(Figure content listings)
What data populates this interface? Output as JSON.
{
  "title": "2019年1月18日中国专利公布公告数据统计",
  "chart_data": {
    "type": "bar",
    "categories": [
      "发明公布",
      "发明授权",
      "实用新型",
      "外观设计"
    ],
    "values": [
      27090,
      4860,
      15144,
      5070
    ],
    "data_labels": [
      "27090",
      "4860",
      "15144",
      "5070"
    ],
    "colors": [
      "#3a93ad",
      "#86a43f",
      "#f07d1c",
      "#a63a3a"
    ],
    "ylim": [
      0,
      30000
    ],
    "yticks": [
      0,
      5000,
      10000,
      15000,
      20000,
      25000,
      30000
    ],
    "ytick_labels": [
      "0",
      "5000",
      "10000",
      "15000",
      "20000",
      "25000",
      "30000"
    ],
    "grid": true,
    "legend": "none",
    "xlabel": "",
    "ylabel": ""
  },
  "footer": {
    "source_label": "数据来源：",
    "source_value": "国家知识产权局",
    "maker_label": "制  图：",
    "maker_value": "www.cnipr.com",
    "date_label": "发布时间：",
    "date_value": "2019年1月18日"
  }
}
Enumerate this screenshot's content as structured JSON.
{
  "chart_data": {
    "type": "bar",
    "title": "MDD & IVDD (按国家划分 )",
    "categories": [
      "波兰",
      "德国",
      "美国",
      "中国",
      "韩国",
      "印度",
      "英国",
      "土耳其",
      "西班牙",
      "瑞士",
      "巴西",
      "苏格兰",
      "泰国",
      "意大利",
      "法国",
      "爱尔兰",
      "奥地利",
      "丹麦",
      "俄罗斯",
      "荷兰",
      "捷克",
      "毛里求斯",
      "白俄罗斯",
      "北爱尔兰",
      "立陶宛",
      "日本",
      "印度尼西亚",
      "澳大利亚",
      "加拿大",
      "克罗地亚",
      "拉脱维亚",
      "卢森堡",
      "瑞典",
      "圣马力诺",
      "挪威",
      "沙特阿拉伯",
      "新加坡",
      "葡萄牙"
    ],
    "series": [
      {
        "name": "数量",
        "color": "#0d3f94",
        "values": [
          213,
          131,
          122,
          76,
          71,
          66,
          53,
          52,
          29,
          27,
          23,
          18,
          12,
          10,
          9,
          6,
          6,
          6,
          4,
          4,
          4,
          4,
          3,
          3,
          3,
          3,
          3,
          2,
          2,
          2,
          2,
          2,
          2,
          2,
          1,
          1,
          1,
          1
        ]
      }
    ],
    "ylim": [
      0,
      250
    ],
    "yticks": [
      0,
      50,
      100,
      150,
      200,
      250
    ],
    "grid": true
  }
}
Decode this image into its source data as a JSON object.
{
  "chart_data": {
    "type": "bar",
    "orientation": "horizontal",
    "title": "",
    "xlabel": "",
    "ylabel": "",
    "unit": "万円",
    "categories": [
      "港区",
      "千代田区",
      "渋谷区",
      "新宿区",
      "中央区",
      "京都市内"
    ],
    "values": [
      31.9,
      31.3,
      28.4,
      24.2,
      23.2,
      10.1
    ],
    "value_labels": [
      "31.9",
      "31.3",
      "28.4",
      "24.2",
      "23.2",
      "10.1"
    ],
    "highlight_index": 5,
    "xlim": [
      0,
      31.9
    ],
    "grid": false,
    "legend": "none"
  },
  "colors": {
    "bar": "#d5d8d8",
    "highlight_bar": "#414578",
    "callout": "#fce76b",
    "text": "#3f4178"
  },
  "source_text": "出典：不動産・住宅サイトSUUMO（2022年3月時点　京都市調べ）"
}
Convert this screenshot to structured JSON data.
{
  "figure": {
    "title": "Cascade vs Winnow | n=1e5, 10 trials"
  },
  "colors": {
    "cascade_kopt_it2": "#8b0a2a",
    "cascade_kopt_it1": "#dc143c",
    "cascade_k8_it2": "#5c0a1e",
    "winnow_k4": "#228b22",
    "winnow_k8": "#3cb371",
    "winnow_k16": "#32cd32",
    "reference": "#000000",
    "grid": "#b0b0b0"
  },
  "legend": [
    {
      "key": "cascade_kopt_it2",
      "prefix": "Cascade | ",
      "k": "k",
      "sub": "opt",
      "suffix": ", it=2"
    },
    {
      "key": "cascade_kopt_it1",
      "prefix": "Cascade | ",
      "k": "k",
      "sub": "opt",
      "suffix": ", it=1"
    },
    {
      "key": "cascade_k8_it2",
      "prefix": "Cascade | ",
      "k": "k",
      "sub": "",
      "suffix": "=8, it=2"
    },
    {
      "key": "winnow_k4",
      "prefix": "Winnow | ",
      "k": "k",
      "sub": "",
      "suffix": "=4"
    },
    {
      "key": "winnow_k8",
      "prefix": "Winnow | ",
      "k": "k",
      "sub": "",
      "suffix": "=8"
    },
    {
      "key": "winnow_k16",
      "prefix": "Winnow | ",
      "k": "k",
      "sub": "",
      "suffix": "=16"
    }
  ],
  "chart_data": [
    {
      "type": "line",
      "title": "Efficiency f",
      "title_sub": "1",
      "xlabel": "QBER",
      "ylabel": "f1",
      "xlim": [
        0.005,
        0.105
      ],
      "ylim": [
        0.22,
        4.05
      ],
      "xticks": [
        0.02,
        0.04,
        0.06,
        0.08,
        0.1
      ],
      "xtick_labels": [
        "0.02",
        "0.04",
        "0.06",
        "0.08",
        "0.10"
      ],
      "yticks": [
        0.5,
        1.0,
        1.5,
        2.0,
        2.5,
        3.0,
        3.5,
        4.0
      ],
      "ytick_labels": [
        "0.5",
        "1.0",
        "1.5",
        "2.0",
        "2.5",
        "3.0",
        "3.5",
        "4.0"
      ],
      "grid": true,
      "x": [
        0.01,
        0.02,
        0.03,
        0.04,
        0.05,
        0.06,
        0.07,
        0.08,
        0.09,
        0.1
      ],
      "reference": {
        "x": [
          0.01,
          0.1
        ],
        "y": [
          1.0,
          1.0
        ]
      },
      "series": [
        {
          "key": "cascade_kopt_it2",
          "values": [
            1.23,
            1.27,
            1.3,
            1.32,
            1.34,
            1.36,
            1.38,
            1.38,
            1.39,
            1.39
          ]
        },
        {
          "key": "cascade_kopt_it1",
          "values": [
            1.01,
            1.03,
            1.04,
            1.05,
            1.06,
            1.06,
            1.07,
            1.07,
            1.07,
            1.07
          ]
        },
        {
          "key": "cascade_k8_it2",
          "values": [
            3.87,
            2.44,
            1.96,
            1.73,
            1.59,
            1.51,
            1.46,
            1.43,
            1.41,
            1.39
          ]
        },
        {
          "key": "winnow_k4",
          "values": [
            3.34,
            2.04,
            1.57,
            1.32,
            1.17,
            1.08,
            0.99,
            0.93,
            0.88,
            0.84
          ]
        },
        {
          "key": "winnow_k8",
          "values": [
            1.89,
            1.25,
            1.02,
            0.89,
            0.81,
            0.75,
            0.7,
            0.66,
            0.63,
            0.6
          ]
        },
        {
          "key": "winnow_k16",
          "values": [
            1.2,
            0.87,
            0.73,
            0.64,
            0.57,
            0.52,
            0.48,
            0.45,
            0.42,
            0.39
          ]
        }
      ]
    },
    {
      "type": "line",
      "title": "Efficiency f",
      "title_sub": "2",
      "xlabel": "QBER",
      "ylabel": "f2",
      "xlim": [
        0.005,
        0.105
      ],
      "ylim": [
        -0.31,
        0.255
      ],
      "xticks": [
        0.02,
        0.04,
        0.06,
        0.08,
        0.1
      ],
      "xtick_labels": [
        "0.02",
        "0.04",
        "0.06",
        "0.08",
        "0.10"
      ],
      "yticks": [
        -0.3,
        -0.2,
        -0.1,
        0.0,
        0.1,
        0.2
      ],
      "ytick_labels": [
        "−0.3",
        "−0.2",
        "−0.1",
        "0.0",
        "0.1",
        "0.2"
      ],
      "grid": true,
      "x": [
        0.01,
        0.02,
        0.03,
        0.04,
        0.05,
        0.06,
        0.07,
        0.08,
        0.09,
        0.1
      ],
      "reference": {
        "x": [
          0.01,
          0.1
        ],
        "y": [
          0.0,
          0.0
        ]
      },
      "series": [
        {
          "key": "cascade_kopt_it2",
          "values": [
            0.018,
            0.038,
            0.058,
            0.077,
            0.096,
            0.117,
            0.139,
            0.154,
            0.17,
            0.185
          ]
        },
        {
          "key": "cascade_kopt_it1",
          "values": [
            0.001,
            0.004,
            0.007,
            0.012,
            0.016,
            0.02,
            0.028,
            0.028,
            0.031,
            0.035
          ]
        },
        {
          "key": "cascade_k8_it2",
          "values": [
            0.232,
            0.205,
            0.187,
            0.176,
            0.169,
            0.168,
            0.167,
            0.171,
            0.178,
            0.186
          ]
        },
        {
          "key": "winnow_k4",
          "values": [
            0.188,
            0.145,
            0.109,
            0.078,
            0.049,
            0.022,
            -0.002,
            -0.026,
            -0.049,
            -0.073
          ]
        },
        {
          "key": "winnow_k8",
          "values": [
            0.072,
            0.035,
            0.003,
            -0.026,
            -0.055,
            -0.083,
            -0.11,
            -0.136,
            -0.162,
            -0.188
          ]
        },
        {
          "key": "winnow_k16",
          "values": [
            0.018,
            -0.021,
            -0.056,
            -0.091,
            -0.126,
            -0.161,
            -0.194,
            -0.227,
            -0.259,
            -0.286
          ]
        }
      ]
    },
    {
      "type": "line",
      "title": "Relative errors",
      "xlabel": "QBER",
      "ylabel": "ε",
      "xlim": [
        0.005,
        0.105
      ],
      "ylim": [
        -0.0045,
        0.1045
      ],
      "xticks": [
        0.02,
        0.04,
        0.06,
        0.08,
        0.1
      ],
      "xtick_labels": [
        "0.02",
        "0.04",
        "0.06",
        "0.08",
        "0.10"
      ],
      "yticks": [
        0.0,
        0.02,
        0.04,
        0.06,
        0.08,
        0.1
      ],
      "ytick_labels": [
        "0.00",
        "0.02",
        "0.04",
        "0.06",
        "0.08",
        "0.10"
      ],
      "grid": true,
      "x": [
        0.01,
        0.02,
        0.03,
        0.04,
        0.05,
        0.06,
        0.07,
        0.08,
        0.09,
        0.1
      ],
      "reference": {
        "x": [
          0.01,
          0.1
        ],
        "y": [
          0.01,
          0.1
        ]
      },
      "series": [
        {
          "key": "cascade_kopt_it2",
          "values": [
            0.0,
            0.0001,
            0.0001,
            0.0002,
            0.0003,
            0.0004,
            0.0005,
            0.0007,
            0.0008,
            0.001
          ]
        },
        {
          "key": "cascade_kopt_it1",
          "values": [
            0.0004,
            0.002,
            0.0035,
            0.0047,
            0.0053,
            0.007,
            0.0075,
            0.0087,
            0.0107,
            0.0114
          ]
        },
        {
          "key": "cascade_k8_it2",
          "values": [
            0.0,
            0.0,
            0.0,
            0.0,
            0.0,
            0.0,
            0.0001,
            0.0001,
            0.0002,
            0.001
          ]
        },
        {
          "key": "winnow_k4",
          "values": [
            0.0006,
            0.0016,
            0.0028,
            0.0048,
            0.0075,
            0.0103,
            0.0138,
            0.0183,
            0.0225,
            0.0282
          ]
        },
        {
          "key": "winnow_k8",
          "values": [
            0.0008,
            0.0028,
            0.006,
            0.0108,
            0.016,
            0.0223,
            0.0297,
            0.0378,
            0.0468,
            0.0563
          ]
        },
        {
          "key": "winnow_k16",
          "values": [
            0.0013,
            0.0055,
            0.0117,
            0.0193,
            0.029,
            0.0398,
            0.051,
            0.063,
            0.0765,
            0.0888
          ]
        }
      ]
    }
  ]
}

▶ **Requirement**
Above are the records. Copy every line in them holding "this".

▶ **Exercise answer**
What data populates this interface? Output as JSON.
Enumerate this screenshot's content as structured JSON.
Decode this image into its source data as a JSON object.
Convert this screenshot to structured JSON data.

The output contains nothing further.